#### Dataset entries ####

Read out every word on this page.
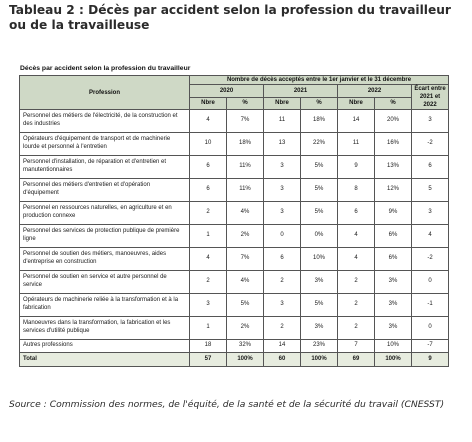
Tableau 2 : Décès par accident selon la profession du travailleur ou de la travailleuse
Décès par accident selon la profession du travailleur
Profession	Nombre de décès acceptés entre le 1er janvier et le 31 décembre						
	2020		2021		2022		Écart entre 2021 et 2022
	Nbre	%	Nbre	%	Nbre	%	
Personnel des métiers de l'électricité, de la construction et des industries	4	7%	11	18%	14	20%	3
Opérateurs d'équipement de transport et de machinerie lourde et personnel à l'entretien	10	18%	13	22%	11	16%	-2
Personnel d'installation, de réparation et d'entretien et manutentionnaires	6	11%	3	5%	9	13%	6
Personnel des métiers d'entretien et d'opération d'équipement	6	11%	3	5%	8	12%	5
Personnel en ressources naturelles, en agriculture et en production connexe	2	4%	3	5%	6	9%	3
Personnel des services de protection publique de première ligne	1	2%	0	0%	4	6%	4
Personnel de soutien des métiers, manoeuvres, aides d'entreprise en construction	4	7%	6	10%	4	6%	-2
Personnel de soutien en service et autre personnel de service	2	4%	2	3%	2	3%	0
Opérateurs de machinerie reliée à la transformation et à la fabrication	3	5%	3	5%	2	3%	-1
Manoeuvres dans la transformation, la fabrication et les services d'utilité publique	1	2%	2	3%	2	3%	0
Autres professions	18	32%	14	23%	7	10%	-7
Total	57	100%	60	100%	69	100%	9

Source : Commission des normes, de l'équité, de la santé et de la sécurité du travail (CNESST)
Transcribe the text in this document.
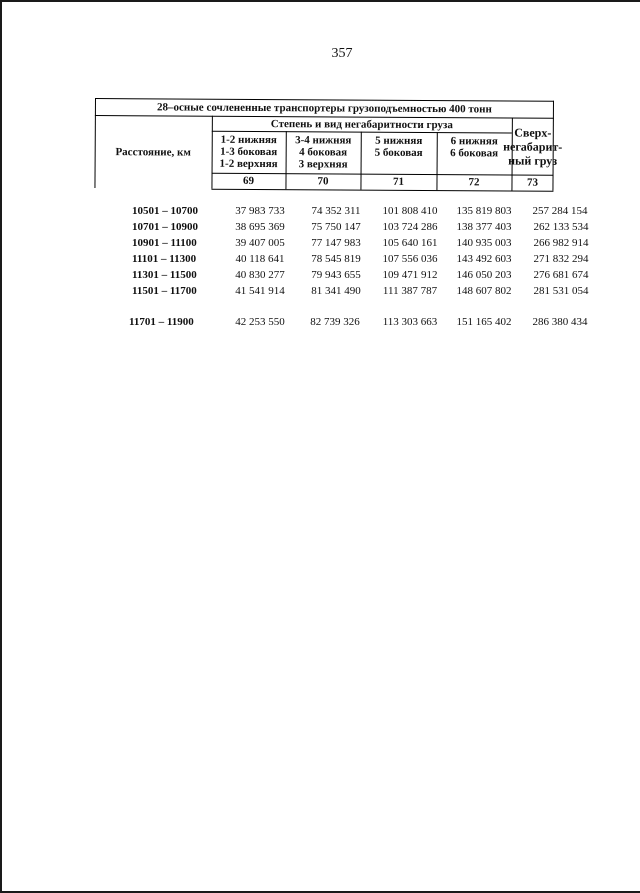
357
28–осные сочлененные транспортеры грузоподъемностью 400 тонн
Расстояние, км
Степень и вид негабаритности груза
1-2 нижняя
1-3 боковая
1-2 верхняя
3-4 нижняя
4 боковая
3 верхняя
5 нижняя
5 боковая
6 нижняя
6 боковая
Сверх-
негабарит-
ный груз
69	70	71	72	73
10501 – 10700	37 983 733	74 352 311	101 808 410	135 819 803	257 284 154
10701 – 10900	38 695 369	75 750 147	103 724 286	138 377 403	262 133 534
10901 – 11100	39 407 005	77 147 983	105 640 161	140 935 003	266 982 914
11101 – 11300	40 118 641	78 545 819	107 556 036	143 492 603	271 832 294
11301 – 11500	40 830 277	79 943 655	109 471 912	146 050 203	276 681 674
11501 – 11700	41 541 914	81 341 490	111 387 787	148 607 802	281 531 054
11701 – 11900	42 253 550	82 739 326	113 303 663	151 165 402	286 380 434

####

* _Brief_:
Drop the pictures and reproduce the rest of the entries above exactly.

* _Solution_:
Read out every word on this page.
Tableau 2 : Décès par accident selon la profession du travailleur ou de la travailleuse
Décès par accident selon la profession du travailleur
Profession	Nombre de décès acceptés entre le 1er janvier et le 31 décembre						
	2020		2021		2022		Écart entre 2021 et 2022
	Nbre	%	Nbre	%	Nbre	%	
Personnel des métiers de l'électricité, de la construction et des industries	4	7%	11	18%	14	20%	3
Opérateurs d'équipement de transport et de machinerie lourde et personnel à l'entretien	10	18%	13	22%	11	16%	-2
Personnel d'installation, de réparation et d'entretien et manutentionnaires	6	11%	3	5%	9	13%	6
Personnel des métiers d'entretien et d'opération d'équipement	6	11%	3	5%	8	12%	5
Personnel en ressources naturelles, en agriculture et en production connexe	2	4%	3	5%	6	9%	3
Personnel des services de protection publique de première ligne	1	2%	0	0%	4	6%	4
Personnel de soutien des métiers, manoeuvres, aides d'entreprise en construction	4	7%	6	10%	4	6%	-2
Personnel de soutien en service et autre personnel de service	2	4%	2	3%	2	3%	0
Opérateurs de machinerie reliée à la transformation et à la fabrication	3	5%	3	5%	2	3%	-1
Manoeuvres dans la transformation, la fabrication et les services d'utilité publique	1	2%	2	3%	2	3%	0
Autres professions	18	32%	14	23%	7	10%	-7
Total	57	100%	60	100%	69	100%	9

Source : Commission des normes, de l'équité, de la santé et de la sécurité du travail (CNESST)
Transcribe the text in this document.
357
28–осные сочлененные транспортеры грузоподъемностью 400 тонн
Расстояние, км
Степень и вид негабаритности груза
1-2 нижняя
1-3 боковая
1-2 верхняя
3-4 нижняя
4 боковая
3 верхняя
5 нижняя
5 боковая
6 нижняя
6 боковая
Сверх-
негабарит-
ный груз
69	70	71	72	73
10501 – 10700	37 983 733	74 352 311	101 808 410	135 819 803	257 284 154
10701 – 10900	38 695 369	75 750 147	103 724 286	138 377 403	262 133 534
10901 – 11100	39 407 005	77 147 983	105 640 161	140 935 003	266 982 914
11101 – 11300	40 118 641	78 545 819	107 556 036	143 492 603	271 832 294
11301 – 11500	40 830 277	79 943 655	109 471 912	146 050 203	276 681 674
11501 – 11700	41 541 914	81 341 490	111 387 787	148 607 802	281 531 054
11701 – 11900	42 253 550	82 739 326	113 303 663	151 165 402	286 380 434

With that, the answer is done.